■ PASSAGE FOR REVIEW
-- Opening Marker --

Curated Protein Profiles for Conjugative Elements

We took the data published previously [14] (link), and for each protein family we repeated the analysis in that paper, i.e. we did PSI-BLAST of each key protein on chromosomes and plasmids and clustered the resulting proteins by MCL. This approach failed to produce good results because PSI-BLAST often did not converge in the searches made in chromosomes. For example, the searches for ATPases tend to put together many different ATPases of prokaryotes rendering their accurate separation difficult. We have thus used a different approach. For each protein family uncovered in our previous analysis of plasmids we did the following: (i) We carried out a multiple alignment with MUSCLE [72] (link) and built a phylogenetic tree using PHYML [73] (link). With these two pieces of evidence we removed the very few cases of extreme divergence, the proteins that were too short and the proteins that were too long (typically false positives, fusions or fissions of proteins motivated by sequencing errors or pseudogenization). (ii) We built multiple alignments with MUSCLE of the selected proteins, checked manually the alignments and trimmed them to remove poorly aligned regions at the edges, if relevant. The C-terminal regions of MOB alignments were systematically trimmed, as suggested previously [67] (link). The alignment of the T4CP family showed two conserved regions separated by a region that aligned poorly. As a result, we split this alignment in two and made separate profiles with the two conserved regions. In general the two profiles were found together but only the second was found to be present in all conjugative elements apart some of those of the Tn916 family. These latter T4CP showed poor matches to the general T4CP profiles and we built one specific profile for this family. (iii) We used HMMER 3.0 to build protein profiles from the manually curated multiple alignments.

-- Closing Marker --

■ DATA SHOWN

-- Opening Marker --

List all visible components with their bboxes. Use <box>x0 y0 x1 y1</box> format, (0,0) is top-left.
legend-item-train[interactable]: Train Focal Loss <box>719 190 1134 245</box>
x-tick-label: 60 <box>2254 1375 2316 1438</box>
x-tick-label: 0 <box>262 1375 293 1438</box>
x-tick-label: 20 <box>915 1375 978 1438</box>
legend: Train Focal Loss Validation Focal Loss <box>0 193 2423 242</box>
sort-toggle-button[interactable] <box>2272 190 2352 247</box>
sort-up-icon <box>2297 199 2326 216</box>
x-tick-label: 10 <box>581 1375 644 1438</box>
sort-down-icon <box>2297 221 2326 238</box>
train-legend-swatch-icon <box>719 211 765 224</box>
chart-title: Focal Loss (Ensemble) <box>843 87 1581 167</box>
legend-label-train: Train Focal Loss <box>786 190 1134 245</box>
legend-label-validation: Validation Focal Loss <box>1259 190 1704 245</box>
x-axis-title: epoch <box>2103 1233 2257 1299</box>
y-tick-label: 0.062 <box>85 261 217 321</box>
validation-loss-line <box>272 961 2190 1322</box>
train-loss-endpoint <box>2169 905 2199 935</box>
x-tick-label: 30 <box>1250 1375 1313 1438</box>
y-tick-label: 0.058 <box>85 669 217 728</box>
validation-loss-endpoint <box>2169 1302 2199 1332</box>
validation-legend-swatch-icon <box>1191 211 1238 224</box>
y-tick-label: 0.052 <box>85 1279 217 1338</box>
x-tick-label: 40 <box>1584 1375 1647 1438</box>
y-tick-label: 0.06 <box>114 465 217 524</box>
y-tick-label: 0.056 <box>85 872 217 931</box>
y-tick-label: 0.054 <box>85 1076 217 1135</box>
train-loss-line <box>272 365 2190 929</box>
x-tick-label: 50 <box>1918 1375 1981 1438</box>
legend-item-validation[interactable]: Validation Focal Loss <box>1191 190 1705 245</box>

-- Closing Marker --

■ ASSIGNED TASK A
In the passage on protein profiles, which program was used to build the phylogenetic tree?
■ ASSIGNED TASK B
List every software tool named in the passage on protein profiles.
The records are separate material, not part of the passage on protein profiles.

■ FINAL ANSWER A
PHYML

■ FINAL ANSWER B
PSI-BLAST, MCL, MUSCLE, PHYML, HMMER 3.0